Records that describe figures:
╭──

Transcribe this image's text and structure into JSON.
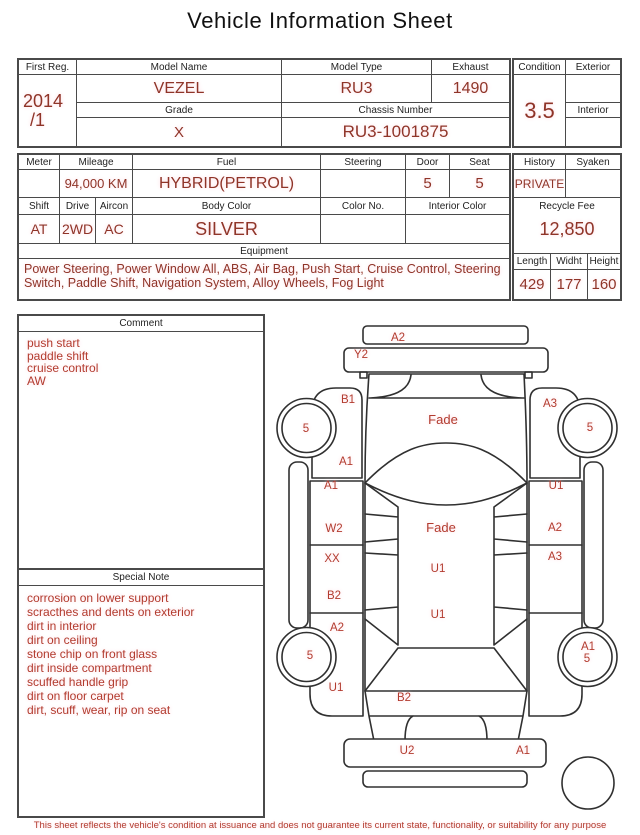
{
  "title": "Vehicle Information Sheet",
  "colors": {
    "value-red": "#8f3428",
    "note-red": "#b23b2e",
    "ink": "#1d1d1d",
    "line": "#4a4a4a",
    "stroke": "#303030",
    "halo": "#ffd6de"
  },
  "registration": {
    "first_reg_label": "First Reg.",
    "first_reg_line1": "2014",
    "first_reg_line2": "/1",
    "model_name_label": "Model Name",
    "model_name": "VEZEL",
    "model_type_label": "Model Type",
    "model_type": "RU3",
    "exhaust_label": "Exhaust",
    "exhaust": "1490",
    "grade_label": "Grade",
    "grade": "X",
    "chassis_number_label": "Chassis Number",
    "chassis_number": "RU3-1001875",
    "condition_label": "Condition",
    "condition_score": "3.5",
    "exterior_label": "Exterior",
    "exterior_grade": "",
    "interior_label": "Interior",
    "interior_grade": ""
  },
  "specs": {
    "meter_label": "Meter",
    "meter": "",
    "mileage_label": "Mileage",
    "mileage": "94,000 KM",
    "fuel_label": "Fuel",
    "fuel": "HYBRID(PETROL)",
    "steering_label": "Steering",
    "steering": "",
    "door_label": "Door",
    "door": "5",
    "seat_label": "Seat",
    "seat": "5",
    "shift_label": "Shift",
    "shift": "AT",
    "drive_label": "Drive",
    "drive": "2WD",
    "aircon_label": "Aircon",
    "aircon": "AC",
    "body_color_label": "Body Color",
    "body_color": "SILVER",
    "color_no_label": "Color No.",
    "color_no": "",
    "interior_color_label": "Interior Color",
    "interior_color": "",
    "equipment_label": "Equipment",
    "equipment": "Power Steering, Power Window  All, ABS, Air Bag, Push Start, Cruise Control, Steering Switch, Paddle Shift, Navigation System, Alloy Wheels, Fog Light",
    "history_label": "History",
    "history": "PRIVATE",
    "syaken_label": "Syaken",
    "syaken": "",
    "recycle_fee_label": "Recycle Fee",
    "recycle_fee": "12,850",
    "length_label": "Length",
    "length": "429",
    "width_label": "Widht",
    "width": "177",
    "height_label": "Height",
    "height": "160"
  },
  "comment": {
    "header": "Comment",
    "lines": [
      "push start",
      "paddle shift",
      "cruise control",
      "AW"
    ]
  },
  "special_note": {
    "header": "Special Note",
    "lines": [
      "corrosion on lower support",
      "scracthes and dents on exterior",
      "dirt in interior",
      "dirt on ceiling",
      "stone chip on front glass",
      "dirt inside compartment",
      "scuffed handle grip",
      "dirt on floor carpet",
      "dirt, scuff, wear, rip on seat"
    ]
  },
  "diagram": {
    "labels": [
      {
        "t": "A2",
        "x": 398,
        "y": 341
      },
      {
        "t": "Y2",
        "x": 361,
        "y": 358
      },
      {
        "t": "B1",
        "x": 348,
        "y": 403
      },
      {
        "t": "A3",
        "x": 550,
        "y": 407
      },
      {
        "t": "5",
        "x": 306,
        "y": 432
      },
      {
        "t": "5",
        "x": 590,
        "y": 431
      },
      {
        "t": "Fade",
        "x": 443,
        "y": 424,
        "big": true
      },
      {
        "t": "A1",
        "x": 346,
        "y": 465
      },
      {
        "t": "A1",
        "x": 331,
        "y": 489
      },
      {
        "t": "U1",
        "x": 556,
        "y": 489
      },
      {
        "t": "W2",
        "x": 334,
        "y": 532
      },
      {
        "t": "Fade",
        "x": 441,
        "y": 532,
        "big": true
      },
      {
        "t": "A2",
        "x": 555,
        "y": 531
      },
      {
        "t": "XX",
        "x": 332,
        "y": 562
      },
      {
        "t": "A3",
        "x": 555,
        "y": 560
      },
      {
        "t": "U1",
        "x": 438,
        "y": 572
      },
      {
        "t": "B2",
        "x": 334,
        "y": 599
      },
      {
        "t": "U1",
        "x": 438,
        "y": 618
      },
      {
        "t": "A2",
        "x": 337,
        "y": 631
      },
      {
        "t": "5",
        "x": 310,
        "y": 659
      },
      {
        "t": "A1",
        "x": 588,
        "y": 650
      },
      {
        "t": "5",
        "x": 587,
        "y": 662
      },
      {
        "t": "U1",
        "x": 336,
        "y": 691
      },
      {
        "t": "B2",
        "x": 404,
        "y": 701
      },
      {
        "t": "U2",
        "x": 407,
        "y": 754
      },
      {
        "t": "A1",
        "x": 523,
        "y": 754
      }
    ]
  },
  "footer": "This sheet reflects the vehicle's condition at issuance and does not guarantee its current state, functionality, or suitability for any purpose"
}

╰──

## TASK INSTRUCTIONS
Leave out the pictures and copy every record above exactly.

## COMPLETED TASK
Transcribe this image's text and structure into JSON.
{
  "title": "Vehicle Information Sheet",
  "colors": {
    "value-red": "#8f3428",
    "note-red": "#b23b2e",
    "ink": "#1d1d1d",
    "line": "#4a4a4a",
    "stroke": "#303030",
    "halo": "#ffd6de"
  },
  "registration": {
    "first_reg_label": "First Reg.",
    "first_reg_line1": "2014",
    "first_reg_line2": "/1",
    "model_name_label": "Model Name",
    "model_name": "VEZEL",
    "model_type_label": "Model Type",
    "model_type": "RU3",
    "exhaust_label": "Exhaust",
    "exhaust": "1490",
    "grade_label": "Grade",
    "grade": "X",
    "chassis_number_label": "Chassis Number",
    "chassis_number": "RU3-1001875",
    "condition_label": "Condition",
    "condition_score": "3.5",
    "exterior_label": "Exterior",
    "exterior_grade": "",
    "interior_label": "Interior",
    "interior_grade": ""
  },
  "specs": {
    "meter_label": "Meter",
    "meter": "",
    "mileage_label": "Mileage",
    "mileage": "94,000 KM",
    "fuel_label": "Fuel",
    "fuel": "HYBRID(PETROL)",
    "steering_label": "Steering",
    "steering": "",
    "door_label": "Door",
    "door": "5",
    "seat_label": "Seat",
    "seat": "5",
    "shift_label": "Shift",
    "shift": "AT",
    "drive_label": "Drive",
    "drive": "2WD",
    "aircon_label": "Aircon",
    "aircon": "AC",
    "body_color_label": "Body Color",
    "body_color": "SILVER",
    "color_no_label": "Color No.",
    "color_no": "",
    "interior_color_label": "Interior Color",
    "interior_color": "",
    "equipment_label": "Equipment",
    "equipment": "Power Steering, Power Window  All, ABS, Air Bag, Push Start, Cruise Control, Steering Switch, Paddle Shift, Navigation System, Alloy Wheels, Fog Light",
    "history_label": "History",
    "history": "PRIVATE",
    "syaken_label": "Syaken",
    "syaken": "",
    "recycle_fee_label": "Recycle Fee",
    "recycle_fee": "12,850",
    "length_label": "Length",
    "length": "429",
    "width_label": "Widht",
    "width": "177",
    "height_label": "Height",
    "height": "160"
  },
  "comment": {
    "header": "Comment",
    "lines": [
      "push start",
      "paddle shift",
      "cruise control",
      "AW"
    ]
  },
  "special_note": {
    "header": "Special Note",
    "lines": [
      "corrosion on lower support",
      "scracthes and dents on exterior",
      "dirt in interior",
      "dirt on ceiling",
      "stone chip on front glass",
      "dirt inside compartment",
      "scuffed handle grip",
      "dirt on floor carpet",
      "dirt, scuff, wear, rip on seat"
    ]
  },
  "diagram": {
    "labels": [
      {
        "t": "A2",
        "x": 398,
        "y": 341
      },
      {
        "t": "Y2",
        "x": 361,
        "y": 358
      },
      {
        "t": "B1",
        "x": 348,
        "y": 403
      },
      {
        "t": "A3",
        "x": 550,
        "y": 407
      },
      {
        "t": "5",
        "x": 306,
        "y": 432
      },
      {
        "t": "5",
        "x": 590,
        "y": 431
      },
      {
        "t": "Fade",
        "x": 443,
        "y": 424,
        "big": true
      },
      {
        "t": "A1",
        "x": 346,
        "y": 465
      },
      {
        "t": "A1",
        "x": 331,
        "y": 489
      },
      {
        "t": "U1",
        "x": 556,
        "y": 489
      },
      {
        "t": "W2",
        "x": 334,
        "y": 532
      },
      {
        "t": "Fade",
        "x": 441,
        "y": 532,
        "big": true
      },
      {
        "t": "A2",
        "x": 555,
        "y": 531
      },
      {
        "t": "XX",
        "x": 332,
        "y": 562
      },
      {
        "t": "A3",
        "x": 555,
        "y": 560
      },
      {
        "t": "U1",
        "x": 438,
        "y": 572
      },
      {
        "t": "B2",
        "x": 334,
        "y": 599
      },
      {
        "t": "U1",
        "x": 438,
        "y": 618
      },
      {
        "t": "A2",
        "x": 337,
        "y": 631
      },
      {
        "t": "5",
        "x": 310,
        "y": 659
      },
      {
        "t": "A1",
        "x": 588,
        "y": 650
      },
      {
        "t": "5",
        "x": 587,
        "y": 662
      },
      {
        "t": "U1",
        "x": 336,
        "y": 691
      },
      {
        "t": "B2",
        "x": 404,
        "y": 701
      },
      {
        "t": "U2",
        "x": 407,
        "y": 754
      },
      {
        "t": "A1",
        "x": 523,
        "y": 754
      }
    ]
  },
  "footer": "This sheet reflects the vehicle's condition at issuance and does not guarantee its current state, functionality, or suitability for any purpose"
}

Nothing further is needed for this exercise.